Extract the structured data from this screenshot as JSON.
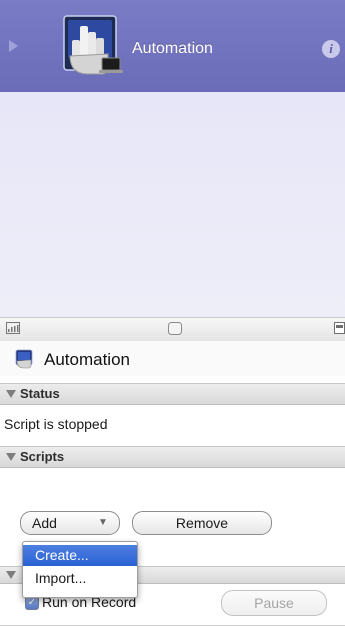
{
  "header": {
    "title": "Automation",
    "info_glyph": "i",
    "icon": "automation-app-icon"
  },
  "preview_toolbar": {
    "icons": [
      "signal-bars-icon",
      "scroller-knob-icon",
      "screen-layout-icon"
    ]
  },
  "section": {
    "title": "Automation",
    "icon": "automation-small-icon"
  },
  "groups": {
    "status_label": "Status",
    "scripts_label": "Scripts"
  },
  "status": {
    "text": "Script is stopped"
  },
  "buttons": {
    "add_label": "Add",
    "add_caret": "▼",
    "remove_label": "Remove",
    "pause_label": "Pause"
  },
  "menu": {
    "items": [
      {
        "label": "Create...",
        "selected": true
      },
      {
        "label": "Import...",
        "selected": false
      }
    ]
  },
  "checkbox": {
    "label": "Run on Record",
    "checked": true
  },
  "colors": {
    "header": "#6a6cb8",
    "preview": "#eaeaf8",
    "selection": "#2f66d6"
  }
}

····················

Reproduce every line above as written, skipping pictures.

- **THE COMPLETED TASK**:
Extract the structured data from this screenshot as JSON.
{
  "header": {
    "title": "Automation",
    "info_glyph": "i",
    "icon": "automation-app-icon"
  },
  "preview_toolbar": {
    "icons": [
      "signal-bars-icon",
      "scroller-knob-icon",
      "screen-layout-icon"
    ]
  },
  "section": {
    "title": "Automation",
    "icon": "automation-small-icon"
  },
  "groups": {
    "status_label": "Status",
    "scripts_label": "Scripts"
  },
  "status": {
    "text": "Script is stopped"
  },
  "buttons": {
    "add_label": "Add",
    "add_caret": "▼",
    "remove_label": "Remove",
    "pause_label": "Pause"
  },
  "menu": {
    "items": [
      {
        "label": "Create...",
        "selected": true
      },
      {
        "label": "Import...",
        "selected": false
      }
    ]
  },
  "checkbox": {
    "label": "Run on Record",
    "checked": true
  },
  "colors": {
    "header": "#6a6cb8",
    "preview": "#eaeaf8",
    "selection": "#2f66d6"
  }
}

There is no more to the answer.